Stored data entries:
<<<<

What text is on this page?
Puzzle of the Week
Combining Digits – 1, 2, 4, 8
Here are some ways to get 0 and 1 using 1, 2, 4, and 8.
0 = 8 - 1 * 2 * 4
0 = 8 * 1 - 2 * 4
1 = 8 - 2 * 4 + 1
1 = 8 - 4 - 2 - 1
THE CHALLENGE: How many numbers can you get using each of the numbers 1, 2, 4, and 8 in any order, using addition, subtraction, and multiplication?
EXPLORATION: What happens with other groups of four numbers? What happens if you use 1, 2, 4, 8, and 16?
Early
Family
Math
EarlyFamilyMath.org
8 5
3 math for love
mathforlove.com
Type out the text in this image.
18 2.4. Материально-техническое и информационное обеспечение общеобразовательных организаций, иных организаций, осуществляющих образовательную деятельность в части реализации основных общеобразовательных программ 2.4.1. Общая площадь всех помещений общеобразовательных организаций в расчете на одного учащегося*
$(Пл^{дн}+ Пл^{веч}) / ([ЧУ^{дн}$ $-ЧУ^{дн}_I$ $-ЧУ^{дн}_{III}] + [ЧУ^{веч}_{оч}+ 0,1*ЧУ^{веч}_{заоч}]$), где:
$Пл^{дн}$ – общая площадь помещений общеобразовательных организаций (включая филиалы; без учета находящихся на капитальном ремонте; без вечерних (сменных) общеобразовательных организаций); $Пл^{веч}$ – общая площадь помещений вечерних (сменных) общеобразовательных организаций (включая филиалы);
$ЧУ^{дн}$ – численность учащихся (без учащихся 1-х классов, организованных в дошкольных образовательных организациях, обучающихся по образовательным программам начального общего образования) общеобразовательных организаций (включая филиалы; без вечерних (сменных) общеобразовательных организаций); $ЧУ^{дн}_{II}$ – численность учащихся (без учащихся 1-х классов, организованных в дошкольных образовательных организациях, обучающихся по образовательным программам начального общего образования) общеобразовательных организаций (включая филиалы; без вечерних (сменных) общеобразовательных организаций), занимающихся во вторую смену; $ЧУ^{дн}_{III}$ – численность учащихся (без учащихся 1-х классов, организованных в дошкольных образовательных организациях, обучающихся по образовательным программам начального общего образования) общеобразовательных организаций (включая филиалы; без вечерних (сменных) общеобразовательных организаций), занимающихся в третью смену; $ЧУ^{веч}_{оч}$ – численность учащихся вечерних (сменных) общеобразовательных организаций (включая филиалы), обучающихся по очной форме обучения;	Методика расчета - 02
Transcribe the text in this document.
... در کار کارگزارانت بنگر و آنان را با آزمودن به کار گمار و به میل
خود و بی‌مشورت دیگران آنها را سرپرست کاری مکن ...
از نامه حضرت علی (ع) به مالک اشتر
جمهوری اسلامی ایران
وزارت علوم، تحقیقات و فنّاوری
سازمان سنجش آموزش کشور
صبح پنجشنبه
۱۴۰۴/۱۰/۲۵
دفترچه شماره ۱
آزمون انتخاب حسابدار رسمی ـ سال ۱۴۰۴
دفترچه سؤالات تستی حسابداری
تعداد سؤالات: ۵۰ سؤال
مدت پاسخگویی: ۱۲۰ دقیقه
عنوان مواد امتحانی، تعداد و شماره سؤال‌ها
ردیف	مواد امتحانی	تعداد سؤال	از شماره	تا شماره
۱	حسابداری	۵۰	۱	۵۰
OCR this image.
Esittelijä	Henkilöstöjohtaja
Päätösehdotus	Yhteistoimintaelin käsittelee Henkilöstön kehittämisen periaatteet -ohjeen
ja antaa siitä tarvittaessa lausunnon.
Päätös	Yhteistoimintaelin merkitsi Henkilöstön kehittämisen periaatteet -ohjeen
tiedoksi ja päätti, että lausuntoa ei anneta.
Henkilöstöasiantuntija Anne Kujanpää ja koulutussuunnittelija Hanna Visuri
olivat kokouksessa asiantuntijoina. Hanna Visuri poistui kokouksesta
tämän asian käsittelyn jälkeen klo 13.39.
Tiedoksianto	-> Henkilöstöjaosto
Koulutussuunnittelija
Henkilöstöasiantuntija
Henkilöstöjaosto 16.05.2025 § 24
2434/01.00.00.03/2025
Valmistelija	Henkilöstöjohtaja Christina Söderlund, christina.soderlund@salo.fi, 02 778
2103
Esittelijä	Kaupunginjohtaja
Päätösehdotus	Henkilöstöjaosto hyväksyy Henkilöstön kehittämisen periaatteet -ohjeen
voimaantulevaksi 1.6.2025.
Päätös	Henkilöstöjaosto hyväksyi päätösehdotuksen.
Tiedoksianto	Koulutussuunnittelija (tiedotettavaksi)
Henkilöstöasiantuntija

>>>>

From the first line to the last, retype the data exactly.

What text is on this page?
Puzzle of the Week
Combining Digits – 1, 2, 4, 8
Here are some ways to get 0 and 1 using 1, 2, 4, and 8.
0 = 8 - 1 * 2 * 4
0 = 8 * 1 - 2 * 4
1 = 8 - 2 * 4 + 1
1 = 8 - 4 - 2 - 1
THE CHALLENGE: How many numbers can you get using each of the numbers 1, 2, 4, and 8 in any order, using addition, subtraction, and multiplication?
EXPLORATION: What happens with other groups of four numbers? What happens if you use 1, 2, 4, 8, and 16?
Early
Family
Math
EarlyFamilyMath.org
8 5
3 math for love
mathforlove.com
Type out the text in this image.
18 2.4. Материально-техническое и информационное обеспечение общеобразовательных организаций, иных организаций, осуществляющих образовательную деятельность в части реализации основных общеобразовательных программ 2.4.1. Общая площадь всех помещений общеобразовательных организаций в расчете на одного учащегося*
$(Пл^{дн}+ Пл^{веч}) / ([ЧУ^{дн}$ $-ЧУ^{дн}_I$ $-ЧУ^{дн}_{III}] + [ЧУ^{веч}_{оч}+ 0,1*ЧУ^{веч}_{заоч}]$), где:
$Пл^{дн}$ – общая площадь помещений общеобразовательных организаций (включая филиалы; без учета находящихся на капитальном ремонте; без вечерних (сменных) общеобразовательных организаций); $Пл^{веч}$ – общая площадь помещений вечерних (сменных) общеобразовательных организаций (включая филиалы);
$ЧУ^{дн}$ – численность учащихся (без учащихся 1-х классов, организованных в дошкольных образовательных организациях, обучающихся по образовательным программам начального общего образования) общеобразовательных организаций (включая филиалы; без вечерних (сменных) общеобразовательных организаций); $ЧУ^{дн}_{II}$ – численность учащихся (без учащихся 1-х классов, организованных в дошкольных образовательных организациях, обучающихся по образовательным программам начального общего образования) общеобразовательных организаций (включая филиалы; без вечерних (сменных) общеобразовательных организаций), занимающихся во вторую смену; $ЧУ^{дн}_{III}$ – численность учащихся (без учащихся 1-х классов, организованных в дошкольных образовательных организациях, обучающихся по образовательным программам начального общего образования) общеобразовательных организаций (включая филиалы; без вечерних (сменных) общеобразовательных организаций), занимающихся в третью смену; $ЧУ^{веч}_{оч}$ – численность учащихся вечерних (сменных) общеобразовательных организаций (включая филиалы), обучающихся по очной форме обучения;	Методика расчета - 02
Transcribe the text in this document.
... در کار کارگزارانت بنگر و آنان را با آزمودن به کار گمار و به میل
خود و بی‌مشورت دیگران آنها را سرپرست کاری مکن ...
از نامه حضرت علی (ع) به مالک اشتر
جمهوری اسلامی ایران
وزارت علوم، تحقیقات و فنّاوری
سازمان سنجش آموزش کشور
صبح پنجشنبه
۱۴۰۴/۱۰/۲۵
دفترچه شماره ۱
آزمون انتخاب حسابدار رسمی ـ سال ۱۴۰۴
دفترچه سؤالات تستی حسابداری
تعداد سؤالات: ۵۰ سؤال
مدت پاسخگویی: ۱۲۰ دقیقه
عنوان مواد امتحانی، تعداد و شماره سؤال‌ها
ردیف	مواد امتحانی	تعداد سؤال	از شماره	تا شماره
۱	حسابداری	۵۰	۱	۵۰
OCR this image.
Esittelijä	Henkilöstöjohtaja
Päätösehdotus	Yhteistoimintaelin käsittelee Henkilöstön kehittämisen periaatteet -ohjeen
ja antaa siitä tarvittaessa lausunnon.
Päätös	Yhteistoimintaelin merkitsi Henkilöstön kehittämisen periaatteet -ohjeen
tiedoksi ja päätti, että lausuntoa ei anneta.
Henkilöstöasiantuntija Anne Kujanpää ja koulutussuunnittelija Hanna Visuri
olivat kokouksessa asiantuntijoina. Hanna Visuri poistui kokouksesta
tämän asian käsittelyn jälkeen klo 13.39.
Tiedoksianto	-> Henkilöstöjaosto
Koulutussuunnittelija
Henkilöstöasiantuntija
Henkilöstöjaosto 16.05.2025 § 24
2434/01.00.00.03/2025
Valmistelija	Henkilöstöjohtaja Christina Söderlund, christina.soderlund@salo.fi, 02 778
2103
Esittelijä	Kaupunginjohtaja
Päätösehdotus	Henkilöstöjaosto hyväksyy Henkilöstön kehittämisen periaatteet -ohjeen
voimaantulevaksi 1.6.2025.
Päätös	Henkilöstöjaosto hyväksyi päätösehdotuksen.
Tiedoksianto	Koulutussuunnittelija (tiedotettavaksi)
Henkilöstöasiantuntija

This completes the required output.